Extracted data entries:
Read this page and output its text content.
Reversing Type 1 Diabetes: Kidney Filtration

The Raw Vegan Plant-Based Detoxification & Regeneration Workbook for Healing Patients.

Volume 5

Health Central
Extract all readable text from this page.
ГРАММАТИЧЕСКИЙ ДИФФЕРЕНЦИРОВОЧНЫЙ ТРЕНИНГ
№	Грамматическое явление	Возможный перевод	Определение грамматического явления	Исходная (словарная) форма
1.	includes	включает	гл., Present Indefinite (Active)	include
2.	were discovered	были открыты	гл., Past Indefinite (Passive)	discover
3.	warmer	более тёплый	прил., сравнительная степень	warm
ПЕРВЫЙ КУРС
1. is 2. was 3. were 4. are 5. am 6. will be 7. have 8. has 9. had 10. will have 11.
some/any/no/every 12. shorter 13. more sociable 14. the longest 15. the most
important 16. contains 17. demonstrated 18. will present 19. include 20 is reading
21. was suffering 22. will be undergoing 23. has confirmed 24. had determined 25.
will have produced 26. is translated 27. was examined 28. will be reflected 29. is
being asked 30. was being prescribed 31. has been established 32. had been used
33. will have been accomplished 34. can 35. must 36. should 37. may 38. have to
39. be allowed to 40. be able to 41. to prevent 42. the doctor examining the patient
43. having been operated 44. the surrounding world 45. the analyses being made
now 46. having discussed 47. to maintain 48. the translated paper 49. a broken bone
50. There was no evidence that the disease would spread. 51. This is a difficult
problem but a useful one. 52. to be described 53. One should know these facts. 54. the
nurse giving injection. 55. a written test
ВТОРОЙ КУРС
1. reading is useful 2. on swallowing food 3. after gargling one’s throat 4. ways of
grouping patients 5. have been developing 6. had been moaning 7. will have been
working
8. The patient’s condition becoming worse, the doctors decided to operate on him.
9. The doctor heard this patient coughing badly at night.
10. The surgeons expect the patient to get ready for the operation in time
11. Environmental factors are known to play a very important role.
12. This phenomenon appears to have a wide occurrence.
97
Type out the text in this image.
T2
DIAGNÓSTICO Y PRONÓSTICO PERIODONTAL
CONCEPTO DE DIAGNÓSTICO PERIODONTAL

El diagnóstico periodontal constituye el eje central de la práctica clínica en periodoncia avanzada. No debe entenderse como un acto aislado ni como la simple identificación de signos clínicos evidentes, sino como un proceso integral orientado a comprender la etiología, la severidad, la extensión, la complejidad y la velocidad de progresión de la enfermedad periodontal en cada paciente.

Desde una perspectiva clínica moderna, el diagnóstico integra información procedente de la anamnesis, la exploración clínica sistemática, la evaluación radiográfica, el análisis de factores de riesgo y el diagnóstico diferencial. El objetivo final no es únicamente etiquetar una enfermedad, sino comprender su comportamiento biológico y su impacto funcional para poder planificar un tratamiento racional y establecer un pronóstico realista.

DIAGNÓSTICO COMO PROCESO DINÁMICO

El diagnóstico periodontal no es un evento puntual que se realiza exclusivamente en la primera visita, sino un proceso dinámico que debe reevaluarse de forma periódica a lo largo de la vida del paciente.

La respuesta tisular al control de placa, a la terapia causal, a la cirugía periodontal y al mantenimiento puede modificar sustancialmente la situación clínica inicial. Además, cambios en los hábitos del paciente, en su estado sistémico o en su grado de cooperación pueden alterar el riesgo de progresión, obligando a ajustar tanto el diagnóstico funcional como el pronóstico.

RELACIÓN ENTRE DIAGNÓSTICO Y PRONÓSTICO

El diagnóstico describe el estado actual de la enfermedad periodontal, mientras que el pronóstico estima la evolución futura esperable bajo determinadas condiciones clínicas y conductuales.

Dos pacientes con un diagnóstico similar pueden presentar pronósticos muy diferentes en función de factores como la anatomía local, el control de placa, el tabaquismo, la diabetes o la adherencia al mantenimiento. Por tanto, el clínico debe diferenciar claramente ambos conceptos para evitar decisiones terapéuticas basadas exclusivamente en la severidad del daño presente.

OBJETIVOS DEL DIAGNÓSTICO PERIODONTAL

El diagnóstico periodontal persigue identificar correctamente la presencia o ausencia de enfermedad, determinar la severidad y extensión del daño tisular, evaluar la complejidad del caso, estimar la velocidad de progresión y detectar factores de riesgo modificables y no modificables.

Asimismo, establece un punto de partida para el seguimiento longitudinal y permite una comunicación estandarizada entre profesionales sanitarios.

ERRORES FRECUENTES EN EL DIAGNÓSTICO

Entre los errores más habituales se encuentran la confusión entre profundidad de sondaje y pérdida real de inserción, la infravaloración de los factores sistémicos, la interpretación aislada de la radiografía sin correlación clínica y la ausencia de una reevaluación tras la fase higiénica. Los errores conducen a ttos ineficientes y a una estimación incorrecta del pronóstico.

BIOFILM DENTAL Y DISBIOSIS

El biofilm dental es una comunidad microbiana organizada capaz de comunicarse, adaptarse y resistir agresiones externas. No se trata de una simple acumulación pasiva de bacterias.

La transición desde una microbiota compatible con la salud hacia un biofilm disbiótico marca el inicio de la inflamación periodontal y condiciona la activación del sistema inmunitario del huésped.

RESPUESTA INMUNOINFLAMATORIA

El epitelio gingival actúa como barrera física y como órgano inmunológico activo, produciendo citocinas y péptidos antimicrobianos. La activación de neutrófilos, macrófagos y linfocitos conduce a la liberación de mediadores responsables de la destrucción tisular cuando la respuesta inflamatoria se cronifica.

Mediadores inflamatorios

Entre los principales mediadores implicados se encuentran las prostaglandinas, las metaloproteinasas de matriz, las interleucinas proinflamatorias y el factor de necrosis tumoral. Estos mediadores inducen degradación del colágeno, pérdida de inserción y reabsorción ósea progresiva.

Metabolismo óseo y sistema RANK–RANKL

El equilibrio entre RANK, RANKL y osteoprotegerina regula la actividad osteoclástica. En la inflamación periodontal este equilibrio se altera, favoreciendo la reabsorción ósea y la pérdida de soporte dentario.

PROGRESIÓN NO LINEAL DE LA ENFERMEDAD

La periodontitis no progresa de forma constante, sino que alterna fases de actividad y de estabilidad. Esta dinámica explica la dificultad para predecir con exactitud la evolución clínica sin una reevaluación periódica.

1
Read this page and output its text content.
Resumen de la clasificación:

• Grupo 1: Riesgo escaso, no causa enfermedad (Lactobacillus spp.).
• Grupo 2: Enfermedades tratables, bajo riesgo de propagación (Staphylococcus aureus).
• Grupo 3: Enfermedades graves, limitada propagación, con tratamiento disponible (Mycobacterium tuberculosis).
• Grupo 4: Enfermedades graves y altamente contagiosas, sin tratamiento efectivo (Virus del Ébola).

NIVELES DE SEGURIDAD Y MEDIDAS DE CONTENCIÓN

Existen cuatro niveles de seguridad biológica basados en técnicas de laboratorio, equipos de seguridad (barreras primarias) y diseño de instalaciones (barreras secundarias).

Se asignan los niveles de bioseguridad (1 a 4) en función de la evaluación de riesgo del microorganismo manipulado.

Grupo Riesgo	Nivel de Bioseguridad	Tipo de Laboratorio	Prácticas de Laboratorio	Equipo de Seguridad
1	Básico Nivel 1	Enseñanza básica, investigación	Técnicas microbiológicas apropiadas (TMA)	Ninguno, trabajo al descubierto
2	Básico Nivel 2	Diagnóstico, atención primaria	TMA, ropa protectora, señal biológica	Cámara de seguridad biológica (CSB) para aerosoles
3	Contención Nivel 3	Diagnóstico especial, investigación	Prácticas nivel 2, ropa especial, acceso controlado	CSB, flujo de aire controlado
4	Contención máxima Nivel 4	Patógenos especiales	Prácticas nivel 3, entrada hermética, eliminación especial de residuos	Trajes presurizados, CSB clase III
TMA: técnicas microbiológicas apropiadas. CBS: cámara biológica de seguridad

## Task goal
Every record above must appear again in the answer, unchanged.

## Expected output
Read this page and output its text content.
Reversing Type 1 Diabetes: Kidney Filtration

The Raw Vegan Plant-Based Detoxification & Regeneration Workbook for Healing Patients.

Volume 5

Health Central
Extract all readable text from this page.
ГРАММАТИЧЕСКИЙ ДИФФЕРЕНЦИРОВОЧНЫЙ ТРЕНИНГ
№	Грамматическое явление	Возможный перевод	Определение грамматического явления	Исходная (словарная) форма
1.	includes	включает	гл., Present Indefinite (Active)	include
2.	were discovered	были открыты	гл., Past Indefinite (Passive)	discover
3.	warmer	более тёплый	прил., сравнительная степень	warm
ПЕРВЫЙ КУРС
1. is 2. was 3. were 4. are 5. am 6. will be 7. have 8. has 9. had 10. will have 11.
some/any/no/every 12. shorter 13. more sociable 14. the longest 15. the most
important 16. contains 17. demonstrated 18. will present 19. include 20 is reading
21. was suffering 22. will be undergoing 23. has confirmed 24. had determined 25.
will have produced 26. is translated 27. was examined 28. will be reflected 29. is
being asked 30. was being prescribed 31. has been established 32. had been used
33. will have been accomplished 34. can 35. must 36. should 37. may 38. have to
39. be allowed to 40. be able to 41. to prevent 42. the doctor examining the patient
43. having been operated 44. the surrounding world 45. the analyses being made
now 46. having discussed 47. to maintain 48. the translated paper 49. a broken bone
50. There was no evidence that the disease would spread. 51. This is a difficult
problem but a useful one. 52. to be described 53. One should know these facts. 54. the
nurse giving injection. 55. a written test
ВТОРОЙ КУРС
1. reading is useful 2. on swallowing food 3. after gargling one’s throat 4. ways of
grouping patients 5. have been developing 6. had been moaning 7. will have been
working
8. The patient’s condition becoming worse, the doctors decided to operate on him.
9. The doctor heard this patient coughing badly at night.
10. The surgeons expect the patient to get ready for the operation in time
11. Environmental factors are known to play a very important role.
12. This phenomenon appears to have a wide occurrence.
97
Type out the text in this image.
T2
DIAGNÓSTICO Y PRONÓSTICO PERIODONTAL
CONCEPTO DE DIAGNÓSTICO PERIODONTAL

El diagnóstico periodontal constituye el eje central de la práctica clínica en periodoncia avanzada. No debe entenderse como un acto aislado ni como la simple identificación de signos clínicos evidentes, sino como un proceso integral orientado a comprender la etiología, la severidad, la extensión, la complejidad y la velocidad de progresión de la enfermedad periodontal en cada paciente.

Desde una perspectiva clínica moderna, el diagnóstico integra información procedente de la anamnesis, la exploración clínica sistemática, la evaluación radiográfica, el análisis de factores de riesgo y el diagnóstico diferencial. El objetivo final no es únicamente etiquetar una enfermedad, sino comprender su comportamiento biológico y su impacto funcional para poder planificar un tratamiento racional y establecer un pronóstico realista.

DIAGNÓSTICO COMO PROCESO DINÁMICO

El diagnóstico periodontal no es un evento puntual que se realiza exclusivamente en la primera visita, sino un proceso dinámico que debe reevaluarse de forma periódica a lo largo de la vida del paciente.

La respuesta tisular al control de placa, a la terapia causal, a la cirugía periodontal y al mantenimiento puede modificar sustancialmente la situación clínica inicial. Además, cambios en los hábitos del paciente, en su estado sistémico o en su grado de cooperación pueden alterar el riesgo de progresión, obligando a ajustar tanto el diagnóstico funcional como el pronóstico.

RELACIÓN ENTRE DIAGNÓSTICO Y PRONÓSTICO

El diagnóstico describe el estado actual de la enfermedad periodontal, mientras que el pronóstico estima la evolución futura esperable bajo determinadas condiciones clínicas y conductuales.

Dos pacientes con un diagnóstico similar pueden presentar pronósticos muy diferentes en función de factores como la anatomía local, el control de placa, el tabaquismo, la diabetes o la adherencia al mantenimiento. Por tanto, el clínico debe diferenciar claramente ambos conceptos para evitar decisiones terapéuticas basadas exclusivamente en la severidad del daño presente.

OBJETIVOS DEL DIAGNÓSTICO PERIODONTAL

El diagnóstico periodontal persigue identificar correctamente la presencia o ausencia de enfermedad, determinar la severidad y extensión del daño tisular, evaluar la complejidad del caso, estimar la velocidad de progresión y detectar factores de riesgo modificables y no modificables.

Asimismo, establece un punto de partida para el seguimiento longitudinal y permite una comunicación estandarizada entre profesionales sanitarios.

ERRORES FRECUENTES EN EL DIAGNÓSTICO

Entre los errores más habituales se encuentran la confusión entre profundidad de sondaje y pérdida real de inserción, la infravaloración de los factores sistémicos, la interpretación aislada de la radiografía sin correlación clínica y la ausencia de una reevaluación tras la fase higiénica. Los errores conducen a ttos ineficientes y a una estimación incorrecta del pronóstico.

BIOFILM DENTAL Y DISBIOSIS

El biofilm dental es una comunidad microbiana organizada capaz de comunicarse, adaptarse y resistir agresiones externas. No se trata de una simple acumulación pasiva de bacterias.

La transición desde una microbiota compatible con la salud hacia un biofilm disbiótico marca el inicio de la inflamación periodontal y condiciona la activación del sistema inmunitario del huésped.

RESPUESTA INMUNOINFLAMATORIA

El epitelio gingival actúa como barrera física y como órgano inmunológico activo, produciendo citocinas y péptidos antimicrobianos. La activación de neutrófilos, macrófagos y linfocitos conduce a la liberación de mediadores responsables de la destrucción tisular cuando la respuesta inflamatoria se cronifica.

Mediadores inflamatorios

Entre los principales mediadores implicados se encuentran las prostaglandinas, las metaloproteinasas de matriz, las interleucinas proinflamatorias y el factor de necrosis tumoral. Estos mediadores inducen degradación del colágeno, pérdida de inserción y reabsorción ósea progresiva.

Metabolismo óseo y sistema RANK–RANKL

El equilibrio entre RANK, RANKL y osteoprotegerina regula la actividad osteoclástica. En la inflamación periodontal este equilibrio se altera, favoreciendo la reabsorción ósea y la pérdida de soporte dentario.

PROGRESIÓN NO LINEAL DE LA ENFERMEDAD

La periodontitis no progresa de forma constante, sino que alterna fases de actividad y de estabilidad. Esta dinámica explica la dificultad para predecir con exactitud la evolución clínica sin una reevaluación periódica.

1
Read this page and output its text content.
Resumen de la clasificación:

• Grupo 1: Riesgo escaso, no causa enfermedad (Lactobacillus spp.).
• Grupo 2: Enfermedades tratables, bajo riesgo de propagación (Staphylococcus aureus).
• Grupo 3: Enfermedades graves, limitada propagación, con tratamiento disponible (Mycobacterium tuberculosis).
• Grupo 4: Enfermedades graves y altamente contagiosas, sin tratamiento efectivo (Virus del Ébola).

NIVELES DE SEGURIDAD Y MEDIDAS DE CONTENCIÓN

Existen cuatro niveles de seguridad biológica basados en técnicas de laboratorio, equipos de seguridad (barreras primarias) y diseño de instalaciones (barreras secundarias).

Se asignan los niveles de bioseguridad (1 a 4) en función de la evaluación de riesgo del microorganismo manipulado.

Grupo Riesgo	Nivel de Bioseguridad	Tipo de Laboratorio	Prácticas de Laboratorio	Equipo de Seguridad
1	Básico Nivel 1	Enseñanza básica, investigación	Técnicas microbiológicas apropiadas (TMA)	Ninguno, trabajo al descubierto
2	Básico Nivel 2	Diagnóstico, atención primaria	TMA, ropa protectora, señal biológica	Cámara de seguridad biológica (CSB) para aerosoles
3	Contención Nivel 3	Diagnóstico especial, investigación	Prácticas nivel 2, ropa especial, acceso controlado	CSB, flujo de aire controlado
4	Contención máxima Nivel 4	Patógenos especiales	Prácticas nivel 3, entrada hermética, eliminación especial de residuos	Trajes presurizados, CSB clase III
TMA: técnicas microbiológicas apropiadas. CBS: cámara biológica de seguridad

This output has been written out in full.